§ **DATA PROVIDED**:
------------------------------
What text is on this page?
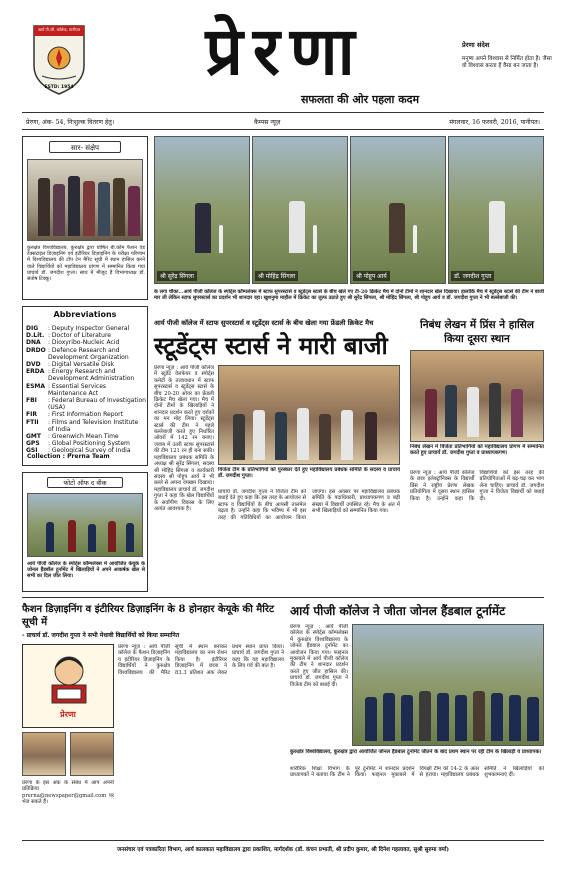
आर्य पी.जी. कॉलेज, पानीपत
ESTD: 1954	प्रेरणा
सफलता की ओर पहला कदम
प्रेरणा संदेश
मनुष्य अपने विश्वास से निर्मित होता है। जैसा वो विश्वास करता है वैसा बन जाता है।
प्रेरणा, अंक- 54, निःशुल्क वितरण हेतु।	कैम्पस न्यूज़	मंगलवार, 16 फरवरी, 2016, पानीपत।
सार- संक्षेप
कुरुक्षेत्र विश्वविद्यालय, कुरुक्षेत्र द्वारा घोषित बी.कॉम फैशन एंड टेक्सटाइल डिज़ाइनिंग एवं इंटीरियर डिज़ाइनिंग के परीक्षा परिणाम में विश्वविद्यालय की टॉप टेन मैरिट सूची में स्थान हासिल करने वाले विद्यार्थियों को महाविद्यालय प्रांगण में सम्मानित किया गया प्राचार्य डॉ. जगदीश गुप्ता। साथ में मौजूद हैं विभागाध्यक्ष डॉ. संतोष टिक्कू।
Abbreviations
DIG	: Deputy Inspector General
D.Lit. : Doctor of Literature
DNA	: Dioxyribo-Nucleic Acid
DRDO : Defence Research and Development Organization
DVD	: Digital Versatile Disk
ERDA : Energy Research and Development Administration
ESMA : Essential Services Maintenance Act
FBI	: Federal Bureau of Investigation (USA)
FIR	: First Information Report
FTII	: Films and Television Institute of India
GMT	: Greenwich Mean Time
GPS	: Global Positioning System
GSI	: Geological Survey of India
Collection : Prerna Team
फोटो ऑफ द वीक
आर्य पीजी कॉलेज के स्पोर्ट्स कॉम्पलेक्स में आयोजित केयूके के जोनल हैंडबॉल टूर्नामेंट में खिलाड़ियों ने अपने आकर्षक खेल से सभी का दिल जीत लिया।
श्री सुरेंद्र सिंगला	श्री मोहिंद्र सिंगला	श्री पोहूप आर्य	डॉ. जगदीश गुप्ता
के लगा चौका...आर्य पीजी कॉलेज के स्पोर्ट्स कॉम्पलेक्स में स्टाफ सुपरस्टार्स व स्टूडेंट्स स्टार्स के बीच खेले गए टी-20 क्रिकेट मैच में दोनों टीमों ने शानदार खेल दिखाया। हालांकि मैच में स्टूडेंट्स स्टार्स की टीम ने बाजी मार ली लेकिन स्टाफ सुपरस्टार्स का प्रदर्शन भी शानदार रहा। खुशनुमा माहौल में क्रिकेट का लुत्फ उठाते हुए श्री सुरेंद्र सिंगला, श्री मोहिंद्र सिंगला, श्री पोहूप आर्य व डॉ. जगदीश गुप्ता ने भी बल्लेबाजी की।
आर्य पीजी कॉलेज में स्टाफ सुपरस्टार्स व स्टूडेंट्स स्टार्स के बीच खेला गया फ्रेंडली क्रिकेट मैच
स्टूडेंट्स स्टार्स ने मारी बाजी
प्रेरणा न्यूज़ : आर्य पीजी कॉलेज में स्टूडेंट वेलफेयर व स्पोर्ट्स कमेटी के तत्वावधान में स्टाफ सुपरस्टार्स व स्टूडेंट्स स्टार्स के बीच 20-20 ओवर का फ्रेंडली क्रिकेट मैच खेला गया। मैच में दोनों टीमों के खिलाड़ियों ने शानदार प्रदर्शन करते हुए दर्शकों का मन मोह लिया। स्टूडेंट्स स्टार्स की टीम ने पहले बल्लेबाजी करते हुए निर्धारित ओवरों में 142 रन बनाए। जवाब में उतरी स्टाफ सुपरस्टार्स की टीम 121 रन ही बना सकी। महाविद्यालय प्रबंधक समिति के अध्यक्ष श्री सुरेंद्र सिंगला, सदस्य श्री मोहिंद्र सिंगला व कार्यकारी सदस्य श्री पोहूप आर्य ने भी बल्ले से अपना दमखम दिखाया। महाविद्यालय प्राचार्य डॉ. जगदीश गुप्ता ने कहा कि खेल विद्यार्थियों के सर्वांगीण विकास के लिए अत्यंत आवश्यक है।
विजेता टीम के प्रतिभागियों को पुरस्कार देते हुए महाविद्यालय प्रबंधक समिति के सदस्य व प्राचार्य डॉ. जगदीश गुप्ता।
प्राचार्य डॉ. जगदीश गुप्ता ने विजेता टीम को बधाई देते हुए कहा कि इस तरह के आयोजन से स्टाफ व विद्यार्थियों के बीच आपसी तालमेल बढ़ता है। उन्होंने कहा कि भविष्य में भी इस तरह की गतिविधियों का आयोजन किया जाएगा। इस अवसर पर महाविद्यालय प्रबंधक समिति के पदाधिकारी, प्राध्यापकगण व बड़ी संख्या में विद्यार्थी उपस्थित रहे। मैच के अंत में सभी खिलाड़ियों को सम्मानित किया गया।
निबंध लेखन में प्रिंस ने हासिल किया दूसरा स्थान
निबंध लेखन में विजेता प्रतिभागियों को महाविद्यालय प्रांगण में सम्मानित करते हुए प्राचार्य डॉ. जगदीश गुप्ता व प्राध्यापकगण।
प्रेरणा न्यूज़ : आर्य पीजी कॉलेज के छात्र इलेक्ट्रॉनिक्स के विद्यार्थी प्रिंस ने राष्ट्रीय प्रेरणा लेखक प्रतियोगिता में दूसरा स्थान हासिल किया है। उन्होंने कहा कि विद्यार्थियों को इस तरह की प्रतियोगिताओं में बढ़-चढ़ कर भाग लेना चाहिए। प्राचार्य डॉ. जगदीश गुप्ता ने विजेता विद्यार्थी को बधाई दी।
फैशन डिज़ाइनिंग व इंटीरियर डिज़ाइनिंग के 8 होनहार केयूके की मैरिट सूची में
- प्राचार्य डॉ. जगदीश गुप्ता ने सभी मेधावी विद्यार्थियों को किया सम्मानित
प्रेरणा
प्रेरणा के इस अंक के संबंध में आप अपनी प्रतिक्रिया prerna@newspaper@gmail.com पर भेज सकते हैं।
प्रेरणा न्यूज़ : आर्य पीजी कॉलेज के फैशन डिज़ाइनिंग व इंटीरियर डिज़ाइनिंग के विद्यार्थियों ने कुरुक्षेत्र विश्वविद्यालय की मैरिट सूची में स्थान बनाकर महाविद्यालय का नाम रोशन किया है। इंटीरियर डिज़ाइनिंग में छात्रा ने 83.3 प्रतिशत अंक लेकर प्रथम स्थान प्राप्त किया। प्राचार्य डॉ. जगदीश गुप्ता ने कहा कि यह महाविद्यालय के लिए गर्व की बात है।
आर्य पीजी कॉलेज ने जीता जोनल हैंडबाल टूर्नामेंट
प्रेरणा न्यूज़ : आर्य पीजी कॉलेज के स्पोर्ट्स कॉम्पलेक्स में कुरुक्षेत्र विश्वविद्यालय के जोनल हैंडबाल टूर्नामेंट का आयोजन किया गया। फाइनल मुकाबले में आर्य पीजी कॉलेज की टीम ने शानदार प्रदर्शन करते हुए जीत हासिल की। प्राचार्य डॉ. जगदीश गुप्ता ने विजेता टीम को बधाई दी।
कुरुक्षेत्र विश्वविद्यालय, कुरुक्षेत्र द्वारा आयोजित जोनल हैंडबाल टूर्नामेंट जीतने के बाद प्रथम स्थान पर रही टीम के खिलाड़ी व प्राध्यापक।
शारीरिक शिक्षा विभाग के प्राध्यापकों ने बताया कि टीम ने पूरे टूर्नामेंट में शानदार प्रदर्शन किया। फाइनल मुकाबले में विपक्षी टीम को 14-2 के अंतर से हराया। महाविद्यालय प्रबंधक समिति ने खिलाड़ियों को शुभकामनाएं दीं।
जनसंचार एवं पत्रकारिता विभाग, आर्य कालकात महाविद्यालय द्वारा प्रकाशित, मार्गदर्शक (डॉ. कंचन प्रभाती, श्री प्रदीप कुमार, श्री दिनेश गहलावत, सुश्री सुरुमा वर्मा)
------------------------------
§ **EXERCISE AIM**: Using the entries above, find all lines with "Development". Copy them.

§ **RESPONSE**:
DRDO : Defence Research and Development Organization
ERDA : Energy Research and Development Administration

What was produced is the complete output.